* _The task_
Reproduce each of the entries below word for word, changing nothing.

---------- Data for the task ----------

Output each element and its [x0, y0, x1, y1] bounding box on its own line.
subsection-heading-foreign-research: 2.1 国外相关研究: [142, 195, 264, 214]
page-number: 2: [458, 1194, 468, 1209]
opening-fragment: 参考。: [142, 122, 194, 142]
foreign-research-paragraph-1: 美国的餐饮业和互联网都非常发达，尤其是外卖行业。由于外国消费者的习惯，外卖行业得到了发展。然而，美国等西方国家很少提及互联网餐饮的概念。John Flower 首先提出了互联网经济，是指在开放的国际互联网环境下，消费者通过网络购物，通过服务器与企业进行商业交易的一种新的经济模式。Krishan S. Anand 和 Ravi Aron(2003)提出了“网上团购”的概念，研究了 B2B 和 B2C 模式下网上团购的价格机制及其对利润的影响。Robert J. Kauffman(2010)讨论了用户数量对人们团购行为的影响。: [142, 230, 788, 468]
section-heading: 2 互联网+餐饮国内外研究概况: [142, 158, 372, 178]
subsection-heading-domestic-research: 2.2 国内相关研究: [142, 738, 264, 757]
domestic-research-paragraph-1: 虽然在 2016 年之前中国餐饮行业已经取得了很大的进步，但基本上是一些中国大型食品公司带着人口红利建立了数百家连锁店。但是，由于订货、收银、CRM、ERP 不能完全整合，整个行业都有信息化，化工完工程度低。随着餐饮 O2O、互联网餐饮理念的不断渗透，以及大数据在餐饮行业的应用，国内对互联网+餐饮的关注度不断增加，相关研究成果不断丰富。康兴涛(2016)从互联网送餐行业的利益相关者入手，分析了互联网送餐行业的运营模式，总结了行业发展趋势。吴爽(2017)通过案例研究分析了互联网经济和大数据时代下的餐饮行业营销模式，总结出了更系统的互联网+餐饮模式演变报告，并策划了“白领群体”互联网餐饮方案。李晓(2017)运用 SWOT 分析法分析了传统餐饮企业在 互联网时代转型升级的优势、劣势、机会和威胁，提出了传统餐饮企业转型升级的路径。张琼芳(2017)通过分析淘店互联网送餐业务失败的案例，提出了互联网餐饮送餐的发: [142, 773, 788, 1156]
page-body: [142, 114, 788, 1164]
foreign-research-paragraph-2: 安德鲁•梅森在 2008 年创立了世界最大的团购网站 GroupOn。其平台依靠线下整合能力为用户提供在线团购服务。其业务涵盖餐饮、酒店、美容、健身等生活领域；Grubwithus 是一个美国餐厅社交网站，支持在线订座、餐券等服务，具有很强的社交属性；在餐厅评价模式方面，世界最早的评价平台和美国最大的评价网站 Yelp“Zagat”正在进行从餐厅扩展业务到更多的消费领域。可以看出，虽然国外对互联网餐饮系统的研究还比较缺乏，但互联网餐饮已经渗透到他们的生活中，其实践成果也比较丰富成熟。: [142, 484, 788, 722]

----------

* _Complete response_
Output each element and its [x0, y0, x1, y1] bounding box on its own line.
subsection-heading-foreign-research: 2.1 国外相关研究: [142, 195, 264, 214]
page-number: 2: [458, 1194, 468, 1209]
opening-fragment: 参考。: [142, 122, 194, 142]
foreign-research-paragraph-1: 美国的餐饮业和互联网都非常发达，尤其是外卖行业。由于外国消费者的习惯，外卖行业得到了发展。然而，美国等西方国家很少提及互联网餐饮的概念。John Flower 首先提出了互联网经济，是指在开放的国际互联网环境下，消费者通过网络购物，通过服务器与企业进行商业交易的一种新的经济模式。Krishan S. Anand 和 Ravi Aron(2003)提出了“网上团购”的概念，研究了 B2B 和 B2C 模式下网上团购的价格机制及其对利润的影响。Robert J. Kauffman(2010)讨论了用户数量对人们团购行为的影响。: [142, 230, 788, 468]
section-heading: 2 互联网+餐饮国内外研究概况: [142, 158, 372, 178]
subsection-heading-domestic-research: 2.2 国内相关研究: [142, 738, 264, 757]
domestic-research-paragraph-1: 虽然在 2016 年之前中国餐饮行业已经取得了很大的进步，但基本上是一些中国大型食品公司带着人口红利建立了数百家连锁店。但是，由于订货、收银、CRM、ERP 不能完全整合，整个行业都有信息化，化工完工程度低。随着餐饮 O2O、互联网餐饮理念的不断渗透，以及大数据在餐饮行业的应用，国内对互联网+餐饮的关注度不断增加，相关研究成果不断丰富。康兴涛(2016)从互联网送餐行业的利益相关者入手，分析了互联网送餐行业的运营模式，总结了行业发展趋势。吴爽(2017)通过案例研究分析了互联网经济和大数据时代下的餐饮行业营销模式，总结出了更系统的互联网+餐饮模式演变报告，并策划了“白领群体”互联网餐饮方案。李晓(2017)运用 SWOT 分析法分析了传统餐饮企业在 互联网时代转型升级的优势、劣势、机会和威胁，提出了传统餐饮企业转型升级的路径。张琼芳(2017)通过分析淘店互联网送餐业务失败的案例，提出了互联网餐饮送餐的发: [142, 773, 788, 1156]
page-body: [142, 114, 788, 1164]
foreign-research-paragraph-2: 安德鲁•梅森在 2008 年创立了世界最大的团购网站 GroupOn。其平台依靠线下整合能力为用户提供在线团购服务。其业务涵盖餐饮、酒店、美容、健身等生活领域；Grubwithus 是一个美国餐厅社交网站，支持在线订座、餐券等服务，具有很强的社交属性；在餐厅评价模式方面，世界最早的评价平台和美国最大的评价网站 Yelp“Zagat”正在进行从餐厅扩展业务到更多的消费领域。可以看出，虽然国外对互联网餐饮系统的研究还比较缺乏，但互联网餐饮已经渗透到他们的生活中，其实践成果也比较丰富成熟。: [142, 484, 788, 722]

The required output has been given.